Filter the lines below, copying only those with the string "Fine".
─── DATA ROWS ───
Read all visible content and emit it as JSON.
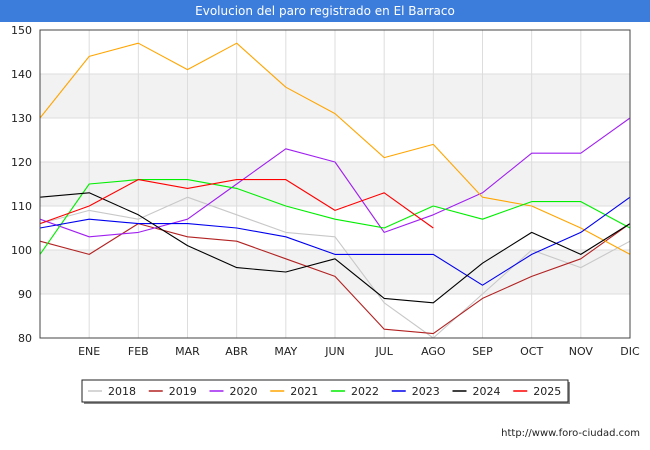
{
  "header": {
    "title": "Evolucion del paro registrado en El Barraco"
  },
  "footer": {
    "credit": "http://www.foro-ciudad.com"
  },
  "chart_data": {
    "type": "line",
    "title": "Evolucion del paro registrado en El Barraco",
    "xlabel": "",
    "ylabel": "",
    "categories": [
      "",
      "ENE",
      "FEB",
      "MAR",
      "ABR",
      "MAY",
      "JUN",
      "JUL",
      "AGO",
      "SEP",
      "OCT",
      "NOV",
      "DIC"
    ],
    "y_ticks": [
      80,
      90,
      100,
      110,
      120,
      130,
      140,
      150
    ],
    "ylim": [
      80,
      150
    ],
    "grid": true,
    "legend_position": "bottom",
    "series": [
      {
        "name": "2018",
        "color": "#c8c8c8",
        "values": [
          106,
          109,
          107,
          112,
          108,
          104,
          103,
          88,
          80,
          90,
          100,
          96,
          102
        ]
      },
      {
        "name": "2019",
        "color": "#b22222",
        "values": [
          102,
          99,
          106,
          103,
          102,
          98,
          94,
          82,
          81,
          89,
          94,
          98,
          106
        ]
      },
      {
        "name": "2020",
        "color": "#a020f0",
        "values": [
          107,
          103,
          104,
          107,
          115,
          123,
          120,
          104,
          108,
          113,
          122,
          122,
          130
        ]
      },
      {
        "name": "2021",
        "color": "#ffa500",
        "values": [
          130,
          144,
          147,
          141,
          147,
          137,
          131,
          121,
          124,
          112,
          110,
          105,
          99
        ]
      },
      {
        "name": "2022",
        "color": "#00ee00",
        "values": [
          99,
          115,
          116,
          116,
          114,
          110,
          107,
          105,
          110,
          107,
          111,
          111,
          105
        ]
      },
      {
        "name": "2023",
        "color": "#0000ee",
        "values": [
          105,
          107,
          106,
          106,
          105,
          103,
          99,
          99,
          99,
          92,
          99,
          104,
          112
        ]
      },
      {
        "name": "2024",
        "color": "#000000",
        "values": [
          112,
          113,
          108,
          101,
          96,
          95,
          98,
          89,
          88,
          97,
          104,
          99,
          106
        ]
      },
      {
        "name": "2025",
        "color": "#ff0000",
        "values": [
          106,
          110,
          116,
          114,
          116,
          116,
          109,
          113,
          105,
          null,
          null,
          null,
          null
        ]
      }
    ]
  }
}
───
─── DATA ROWS ───
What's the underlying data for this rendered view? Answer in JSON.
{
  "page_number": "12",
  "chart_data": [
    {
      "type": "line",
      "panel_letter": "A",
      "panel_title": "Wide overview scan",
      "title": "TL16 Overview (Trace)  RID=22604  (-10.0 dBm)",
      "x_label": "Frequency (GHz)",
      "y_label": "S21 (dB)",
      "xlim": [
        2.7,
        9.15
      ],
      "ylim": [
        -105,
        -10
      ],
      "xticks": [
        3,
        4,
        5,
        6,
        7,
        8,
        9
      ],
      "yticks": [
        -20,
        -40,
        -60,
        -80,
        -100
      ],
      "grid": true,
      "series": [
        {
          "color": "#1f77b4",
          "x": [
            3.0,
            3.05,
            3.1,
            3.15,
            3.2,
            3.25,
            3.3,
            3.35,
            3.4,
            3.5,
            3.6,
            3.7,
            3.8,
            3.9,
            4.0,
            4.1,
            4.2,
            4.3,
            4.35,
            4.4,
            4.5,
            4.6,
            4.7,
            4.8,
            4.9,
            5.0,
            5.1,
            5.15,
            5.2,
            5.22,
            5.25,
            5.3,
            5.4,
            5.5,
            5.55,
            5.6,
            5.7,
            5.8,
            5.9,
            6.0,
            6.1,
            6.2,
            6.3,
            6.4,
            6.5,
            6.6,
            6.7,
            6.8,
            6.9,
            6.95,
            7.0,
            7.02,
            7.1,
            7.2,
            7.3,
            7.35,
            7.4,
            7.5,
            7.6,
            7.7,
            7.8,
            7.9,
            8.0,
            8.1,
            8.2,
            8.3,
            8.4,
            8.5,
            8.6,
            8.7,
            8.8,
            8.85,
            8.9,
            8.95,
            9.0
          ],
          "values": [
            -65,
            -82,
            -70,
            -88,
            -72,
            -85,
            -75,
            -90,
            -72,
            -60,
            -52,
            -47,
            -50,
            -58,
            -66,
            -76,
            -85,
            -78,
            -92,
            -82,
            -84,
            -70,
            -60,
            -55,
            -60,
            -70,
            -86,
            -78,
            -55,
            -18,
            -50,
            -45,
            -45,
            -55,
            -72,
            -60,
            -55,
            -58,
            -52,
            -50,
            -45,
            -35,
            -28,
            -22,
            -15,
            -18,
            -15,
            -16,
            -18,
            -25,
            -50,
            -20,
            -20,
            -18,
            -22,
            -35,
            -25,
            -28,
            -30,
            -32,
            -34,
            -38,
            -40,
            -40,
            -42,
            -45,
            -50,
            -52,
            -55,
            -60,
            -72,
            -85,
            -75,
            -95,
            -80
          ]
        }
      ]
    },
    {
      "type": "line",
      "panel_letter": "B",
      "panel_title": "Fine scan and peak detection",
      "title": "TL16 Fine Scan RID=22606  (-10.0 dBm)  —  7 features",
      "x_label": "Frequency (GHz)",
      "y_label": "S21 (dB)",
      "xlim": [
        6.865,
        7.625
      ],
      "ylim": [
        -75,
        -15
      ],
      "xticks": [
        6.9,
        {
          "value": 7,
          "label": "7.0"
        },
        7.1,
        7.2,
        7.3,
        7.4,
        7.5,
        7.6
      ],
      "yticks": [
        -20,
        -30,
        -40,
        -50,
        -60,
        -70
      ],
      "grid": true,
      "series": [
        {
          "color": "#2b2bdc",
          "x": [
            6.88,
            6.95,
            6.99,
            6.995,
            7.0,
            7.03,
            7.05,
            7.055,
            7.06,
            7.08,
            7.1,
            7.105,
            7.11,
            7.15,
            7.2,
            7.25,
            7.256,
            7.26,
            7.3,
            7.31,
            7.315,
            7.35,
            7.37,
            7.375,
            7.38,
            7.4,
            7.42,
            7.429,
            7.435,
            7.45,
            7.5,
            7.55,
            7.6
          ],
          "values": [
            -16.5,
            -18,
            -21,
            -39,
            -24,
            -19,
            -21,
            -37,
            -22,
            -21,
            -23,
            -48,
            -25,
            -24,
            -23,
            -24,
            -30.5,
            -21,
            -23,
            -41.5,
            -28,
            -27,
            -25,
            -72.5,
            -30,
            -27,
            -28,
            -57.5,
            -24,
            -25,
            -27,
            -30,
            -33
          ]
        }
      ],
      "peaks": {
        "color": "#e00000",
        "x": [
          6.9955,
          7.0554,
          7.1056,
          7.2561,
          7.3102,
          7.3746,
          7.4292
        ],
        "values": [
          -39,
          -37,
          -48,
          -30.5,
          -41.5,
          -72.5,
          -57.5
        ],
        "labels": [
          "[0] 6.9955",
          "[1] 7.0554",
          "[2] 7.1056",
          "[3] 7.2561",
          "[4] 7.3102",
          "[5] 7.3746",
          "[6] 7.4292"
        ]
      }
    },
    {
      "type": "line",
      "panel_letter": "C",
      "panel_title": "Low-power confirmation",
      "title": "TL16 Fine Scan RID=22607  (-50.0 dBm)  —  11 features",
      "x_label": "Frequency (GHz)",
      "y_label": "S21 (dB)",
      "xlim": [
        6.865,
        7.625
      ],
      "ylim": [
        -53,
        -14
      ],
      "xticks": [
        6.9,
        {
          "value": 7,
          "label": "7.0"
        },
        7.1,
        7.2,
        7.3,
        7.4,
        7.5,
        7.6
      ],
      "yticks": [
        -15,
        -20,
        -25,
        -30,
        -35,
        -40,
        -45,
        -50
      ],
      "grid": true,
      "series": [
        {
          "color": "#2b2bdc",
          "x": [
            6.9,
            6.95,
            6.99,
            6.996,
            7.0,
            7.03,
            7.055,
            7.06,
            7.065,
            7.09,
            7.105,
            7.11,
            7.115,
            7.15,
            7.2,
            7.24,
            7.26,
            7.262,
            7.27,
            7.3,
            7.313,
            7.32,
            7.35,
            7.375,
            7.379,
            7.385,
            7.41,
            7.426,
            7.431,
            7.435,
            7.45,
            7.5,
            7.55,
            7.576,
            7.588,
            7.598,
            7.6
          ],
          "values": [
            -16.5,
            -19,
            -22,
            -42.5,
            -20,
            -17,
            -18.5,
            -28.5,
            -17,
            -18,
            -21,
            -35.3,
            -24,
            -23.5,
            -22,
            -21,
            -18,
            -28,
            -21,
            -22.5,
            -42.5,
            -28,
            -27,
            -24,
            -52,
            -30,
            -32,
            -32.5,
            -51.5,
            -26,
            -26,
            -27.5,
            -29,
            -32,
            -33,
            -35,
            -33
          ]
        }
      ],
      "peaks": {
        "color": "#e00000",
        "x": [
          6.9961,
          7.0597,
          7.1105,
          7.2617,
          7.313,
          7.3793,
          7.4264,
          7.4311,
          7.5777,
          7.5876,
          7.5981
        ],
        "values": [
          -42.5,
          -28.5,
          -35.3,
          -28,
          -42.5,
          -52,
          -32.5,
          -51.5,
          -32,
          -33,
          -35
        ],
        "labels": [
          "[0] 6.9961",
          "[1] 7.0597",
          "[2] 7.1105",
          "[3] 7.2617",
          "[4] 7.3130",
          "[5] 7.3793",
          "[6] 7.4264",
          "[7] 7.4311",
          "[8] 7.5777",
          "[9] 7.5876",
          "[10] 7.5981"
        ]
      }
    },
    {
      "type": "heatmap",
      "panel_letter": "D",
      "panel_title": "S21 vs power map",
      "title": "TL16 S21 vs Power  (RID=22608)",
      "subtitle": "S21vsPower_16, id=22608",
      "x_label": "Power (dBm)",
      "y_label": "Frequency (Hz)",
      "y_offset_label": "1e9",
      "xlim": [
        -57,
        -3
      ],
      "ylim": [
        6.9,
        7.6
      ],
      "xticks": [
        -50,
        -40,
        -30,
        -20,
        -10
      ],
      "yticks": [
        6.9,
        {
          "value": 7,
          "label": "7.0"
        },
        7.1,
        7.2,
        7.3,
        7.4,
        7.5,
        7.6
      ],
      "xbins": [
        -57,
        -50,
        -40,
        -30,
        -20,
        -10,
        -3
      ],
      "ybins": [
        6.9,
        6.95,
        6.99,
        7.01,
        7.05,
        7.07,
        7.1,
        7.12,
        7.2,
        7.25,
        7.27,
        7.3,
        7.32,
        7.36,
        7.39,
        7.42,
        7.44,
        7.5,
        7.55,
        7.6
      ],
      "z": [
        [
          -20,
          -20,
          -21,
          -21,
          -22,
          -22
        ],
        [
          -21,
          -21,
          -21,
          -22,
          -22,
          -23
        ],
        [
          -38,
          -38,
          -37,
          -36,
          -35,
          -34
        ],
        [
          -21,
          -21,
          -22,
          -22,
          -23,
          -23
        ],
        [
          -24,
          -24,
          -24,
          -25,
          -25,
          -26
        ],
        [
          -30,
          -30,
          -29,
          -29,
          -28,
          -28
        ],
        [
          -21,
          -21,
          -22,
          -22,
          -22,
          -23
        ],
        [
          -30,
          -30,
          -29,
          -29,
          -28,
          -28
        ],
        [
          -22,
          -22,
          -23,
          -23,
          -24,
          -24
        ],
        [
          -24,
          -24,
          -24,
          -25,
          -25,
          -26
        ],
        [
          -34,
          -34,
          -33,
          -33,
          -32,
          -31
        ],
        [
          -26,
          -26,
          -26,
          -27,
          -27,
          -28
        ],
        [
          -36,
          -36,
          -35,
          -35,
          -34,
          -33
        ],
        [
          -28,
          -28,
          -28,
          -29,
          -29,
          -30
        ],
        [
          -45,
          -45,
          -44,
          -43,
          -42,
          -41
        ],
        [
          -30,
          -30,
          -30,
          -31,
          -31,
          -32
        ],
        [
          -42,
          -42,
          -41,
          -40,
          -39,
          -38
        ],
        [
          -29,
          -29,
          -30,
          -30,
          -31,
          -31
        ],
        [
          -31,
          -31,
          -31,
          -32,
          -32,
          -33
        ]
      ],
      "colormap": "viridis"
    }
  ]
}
───
■ **TASK ANSWER**
      "panel_title": "Fine scan and peak detection",
      "title": "TL16 Fine Scan RID=22606  (-10.0 dBm)  —  7 features",
      "title": "TL16 Fine Scan RID=22607  (-50.0 dBm)  —  11 features",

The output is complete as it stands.